— start DATASET ENTRIES —

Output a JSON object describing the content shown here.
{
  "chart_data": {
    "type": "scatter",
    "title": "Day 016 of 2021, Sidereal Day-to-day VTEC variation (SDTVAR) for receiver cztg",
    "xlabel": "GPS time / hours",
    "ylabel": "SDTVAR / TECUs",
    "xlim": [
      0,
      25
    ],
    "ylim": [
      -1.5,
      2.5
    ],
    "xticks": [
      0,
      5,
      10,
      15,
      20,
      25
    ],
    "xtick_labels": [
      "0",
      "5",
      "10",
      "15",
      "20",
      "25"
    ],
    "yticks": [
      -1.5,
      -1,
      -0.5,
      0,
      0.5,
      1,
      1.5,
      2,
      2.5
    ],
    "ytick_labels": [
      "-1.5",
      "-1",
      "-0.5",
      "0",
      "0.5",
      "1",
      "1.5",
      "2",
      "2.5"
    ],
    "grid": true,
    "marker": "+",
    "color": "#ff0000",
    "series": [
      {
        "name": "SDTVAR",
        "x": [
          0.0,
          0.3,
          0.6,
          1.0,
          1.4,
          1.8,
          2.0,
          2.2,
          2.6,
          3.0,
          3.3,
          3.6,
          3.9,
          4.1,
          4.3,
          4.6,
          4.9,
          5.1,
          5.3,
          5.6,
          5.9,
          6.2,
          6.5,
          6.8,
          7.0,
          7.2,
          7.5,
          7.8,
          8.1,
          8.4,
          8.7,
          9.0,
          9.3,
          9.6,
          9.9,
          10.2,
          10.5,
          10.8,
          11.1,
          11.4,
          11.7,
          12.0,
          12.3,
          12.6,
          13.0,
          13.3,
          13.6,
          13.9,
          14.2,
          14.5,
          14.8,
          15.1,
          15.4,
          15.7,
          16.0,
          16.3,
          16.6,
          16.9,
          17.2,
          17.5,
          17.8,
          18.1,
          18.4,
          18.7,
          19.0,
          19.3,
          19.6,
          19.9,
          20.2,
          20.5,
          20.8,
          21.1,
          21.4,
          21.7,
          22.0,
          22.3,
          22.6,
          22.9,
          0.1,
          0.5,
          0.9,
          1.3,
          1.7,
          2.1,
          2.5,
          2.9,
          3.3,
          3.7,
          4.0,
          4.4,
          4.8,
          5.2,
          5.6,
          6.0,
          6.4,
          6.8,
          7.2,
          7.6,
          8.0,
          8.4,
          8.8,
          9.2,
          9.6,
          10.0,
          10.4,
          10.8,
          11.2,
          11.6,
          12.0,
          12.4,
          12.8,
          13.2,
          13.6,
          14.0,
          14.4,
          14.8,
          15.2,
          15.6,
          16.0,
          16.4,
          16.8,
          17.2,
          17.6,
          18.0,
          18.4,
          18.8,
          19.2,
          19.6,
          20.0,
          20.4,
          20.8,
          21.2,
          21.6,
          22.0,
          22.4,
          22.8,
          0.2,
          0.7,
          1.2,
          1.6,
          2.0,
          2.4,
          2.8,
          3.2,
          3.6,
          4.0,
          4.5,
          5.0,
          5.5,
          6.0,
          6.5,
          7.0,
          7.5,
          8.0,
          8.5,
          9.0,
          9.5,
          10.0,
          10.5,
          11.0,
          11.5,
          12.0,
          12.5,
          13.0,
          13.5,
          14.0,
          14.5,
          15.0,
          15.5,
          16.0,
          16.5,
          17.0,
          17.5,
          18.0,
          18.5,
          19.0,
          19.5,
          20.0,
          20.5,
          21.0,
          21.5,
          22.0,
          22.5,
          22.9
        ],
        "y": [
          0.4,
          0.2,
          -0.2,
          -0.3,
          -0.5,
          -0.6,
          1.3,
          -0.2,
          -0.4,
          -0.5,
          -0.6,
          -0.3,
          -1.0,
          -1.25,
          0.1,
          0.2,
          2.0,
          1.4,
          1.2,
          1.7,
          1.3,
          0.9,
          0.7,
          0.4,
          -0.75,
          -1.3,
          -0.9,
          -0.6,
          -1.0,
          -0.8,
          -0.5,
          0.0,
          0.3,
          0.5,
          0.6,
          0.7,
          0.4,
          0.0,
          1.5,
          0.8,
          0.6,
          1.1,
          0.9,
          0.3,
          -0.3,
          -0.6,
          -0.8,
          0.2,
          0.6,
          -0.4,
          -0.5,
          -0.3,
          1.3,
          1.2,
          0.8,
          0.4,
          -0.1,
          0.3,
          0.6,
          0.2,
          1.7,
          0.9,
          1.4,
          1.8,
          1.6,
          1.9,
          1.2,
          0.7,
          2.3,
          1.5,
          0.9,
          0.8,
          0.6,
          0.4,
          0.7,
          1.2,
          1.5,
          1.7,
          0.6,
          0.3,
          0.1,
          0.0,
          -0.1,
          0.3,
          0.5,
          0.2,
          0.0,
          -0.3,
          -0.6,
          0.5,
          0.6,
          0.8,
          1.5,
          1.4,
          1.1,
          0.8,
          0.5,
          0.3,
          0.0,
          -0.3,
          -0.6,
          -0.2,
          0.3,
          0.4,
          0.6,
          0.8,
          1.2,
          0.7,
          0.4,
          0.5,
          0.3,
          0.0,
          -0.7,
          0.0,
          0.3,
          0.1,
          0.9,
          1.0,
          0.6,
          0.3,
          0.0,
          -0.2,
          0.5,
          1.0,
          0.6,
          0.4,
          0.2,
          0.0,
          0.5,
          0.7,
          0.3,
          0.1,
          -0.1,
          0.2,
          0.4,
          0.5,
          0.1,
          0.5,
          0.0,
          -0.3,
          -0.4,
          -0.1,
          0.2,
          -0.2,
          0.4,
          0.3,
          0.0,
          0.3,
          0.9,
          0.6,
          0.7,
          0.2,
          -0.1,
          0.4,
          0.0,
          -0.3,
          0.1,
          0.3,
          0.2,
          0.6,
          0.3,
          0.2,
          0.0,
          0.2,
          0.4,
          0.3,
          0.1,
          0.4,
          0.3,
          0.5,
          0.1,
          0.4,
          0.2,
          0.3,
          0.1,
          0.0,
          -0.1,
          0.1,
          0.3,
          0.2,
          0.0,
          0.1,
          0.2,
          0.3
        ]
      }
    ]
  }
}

— end DATASET ENTRIES —

### WHAT THE TASK ASKS
Reproduce the entries above in full by retyping them exactly.

### IN RESPONSE
Output a JSON object describing the content shown here.
{
  "chart_data": {
    "type": "scatter",
    "title": "Day 016 of 2021, Sidereal Day-to-day VTEC variation (SDTVAR) for receiver cztg",
    "xlabel": "GPS time / hours",
    "ylabel": "SDTVAR / TECUs",
    "xlim": [
      0,
      25
    ],
    "ylim": [
      -1.5,
      2.5
    ],
    "xticks": [
      0,
      5,
      10,
      15,
      20,
      25
    ],
    "xtick_labels": [
      "0",
      "5",
      "10",
      "15",
      "20",
      "25"
    ],
    "yticks": [
      -1.5,
      -1,
      -0.5,
      0,
      0.5,
      1,
      1.5,
      2,
      2.5
    ],
    "ytick_labels": [
      "-1.5",
      "-1",
      "-0.5",
      "0",
      "0.5",
      "1",
      "1.5",
      "2",
      "2.5"
    ],
    "grid": true,
    "marker": "+",
    "color": "#ff0000",
    "series": [
      {
        "name": "SDTVAR",
        "x": [
          0.0,
          0.3,
          0.6,
          1.0,
          1.4,
          1.8,
          2.0,
          2.2,
          2.6,
          3.0,
          3.3,
          3.6,
          3.9,
          4.1,
          4.3,
          4.6,
          4.9,
          5.1,
          5.3,
          5.6,
          5.9,
          6.2,
          6.5,
          6.8,
          7.0,
          7.2,
          7.5,
          7.8,
          8.1,
          8.4,
          8.7,
          9.0,
          9.3,
          9.6,
          9.9,
          10.2,
          10.5,
          10.8,
          11.1,
          11.4,
          11.7,
          12.0,
          12.3,
          12.6,
          13.0,
          13.3,
          13.6,
          13.9,
          14.2,
          14.5,
          14.8,
          15.1,
          15.4,
          15.7,
          16.0,
          16.3,
          16.6,
          16.9,
          17.2,
          17.5,
          17.8,
          18.1,
          18.4,
          18.7,
          19.0,
          19.3,
          19.6,
          19.9,
          20.2,
          20.5,
          20.8,
          21.1,
          21.4,
          21.7,
          22.0,
          22.3,
          22.6,
          22.9,
          0.1,
          0.5,
          0.9,
          1.3,
          1.7,
          2.1,
          2.5,
          2.9,
          3.3,
          3.7,
          4.0,
          4.4,
          4.8,
          5.2,
          5.6,
          6.0,
          6.4,
          6.8,
          7.2,
          7.6,
          8.0,
          8.4,
          8.8,
          9.2,
          9.6,
          10.0,
          10.4,
          10.8,
          11.2,
          11.6,
          12.0,
          12.4,
          12.8,
          13.2,
          13.6,
          14.0,
          14.4,
          14.8,
          15.2,
          15.6,
          16.0,
          16.4,
          16.8,
          17.2,
          17.6,
          18.0,
          18.4,
          18.8,
          19.2,
          19.6,
          20.0,
          20.4,
          20.8,
          21.2,
          21.6,
          22.0,
          22.4,
          22.8,
          0.2,
          0.7,
          1.2,
          1.6,
          2.0,
          2.4,
          2.8,
          3.2,
          3.6,
          4.0,
          4.5,
          5.0,
          5.5,
          6.0,
          6.5,
          7.0,
          7.5,
          8.0,
          8.5,
          9.0,
          9.5,
          10.0,
          10.5,
          11.0,
          11.5,
          12.0,
          12.5,
          13.0,
          13.5,
          14.0,
          14.5,
          15.0,
          15.5,
          16.0,
          16.5,
          17.0,
          17.5,
          18.0,
          18.5,
          19.0,
          19.5,
          20.0,
          20.5,
          21.0,
          21.5,
          22.0,
          22.5,
          22.9
        ],
        "y": [
          0.4,
          0.2,
          -0.2,
          -0.3,
          -0.5,
          -0.6,
          1.3,
          -0.2,
          -0.4,
          -0.5,
          -0.6,
          -0.3,
          -1.0,
          -1.25,
          0.1,
          0.2,
          2.0,
          1.4,
          1.2,
          1.7,
          1.3,
          0.9,
          0.7,
          0.4,
          -0.75,
          -1.3,
          -0.9,
          -0.6,
          -1.0,
          -0.8,
          -0.5,
          0.0,
          0.3,
          0.5,
          0.6,
          0.7,
          0.4,
          0.0,
          1.5,
          0.8,
          0.6,
          1.1,
          0.9,
          0.3,
          -0.3,
          -0.6,
          -0.8,
          0.2,
          0.6,
          -0.4,
          -0.5,
          -0.3,
          1.3,
          1.2,
          0.8,
          0.4,
          -0.1,
          0.3,
          0.6,
          0.2,
          1.7,
          0.9,
          1.4,
          1.8,
          1.6,
          1.9,
          1.2,
          0.7,
          2.3,
          1.5,
          0.9,
          0.8,
          0.6,
          0.4,
          0.7,
          1.2,
          1.5,
          1.7,
          0.6,
          0.3,
          0.1,
          0.0,
          -0.1,
          0.3,
          0.5,
          0.2,
          0.0,
          -0.3,
          -0.6,
          0.5,
          0.6,
          0.8,
          1.5,
          1.4,
          1.1,
          0.8,
          0.5,
          0.3,
          0.0,
          -0.3,
          -0.6,
          -0.2,
          0.3,
          0.4,
          0.6,
          0.8,
          1.2,
          0.7,
          0.4,
          0.5,
          0.3,
          0.0,
          -0.7,
          0.0,
          0.3,
          0.1,
          0.9,
          1.0,
          0.6,
          0.3,
          0.0,
          -0.2,
          0.5,
          1.0,
          0.6,
          0.4,
          0.2,
          0.0,
          0.5,
          0.7,
          0.3,
          0.1,
          -0.1,
          0.2,
          0.4,
          0.5,
          0.1,
          0.5,
          0.0,
          -0.3,
          -0.4,
          -0.1,
          0.2,
          -0.2,
          0.4,
          0.3,
          0.0,
          0.3,
          0.9,
          0.6,
          0.7,
          0.2,
          -0.1,
          0.4,
          0.0,
          -0.3,
          0.1,
          0.3,
          0.2,
          0.6,
          0.3,
          0.2,
          0.0,
          0.2,
          0.4,
          0.3,
          0.1,
          0.4,
          0.3,
          0.5,
          0.1,
          0.4,
          0.2,
          0.3,
          0.1,
          0.0,
          -0.1,
          0.1,
          0.3,
          0.2,
          0.0,
          0.1,
          0.2,
          0.3
        ]
      }
    ]
  }
}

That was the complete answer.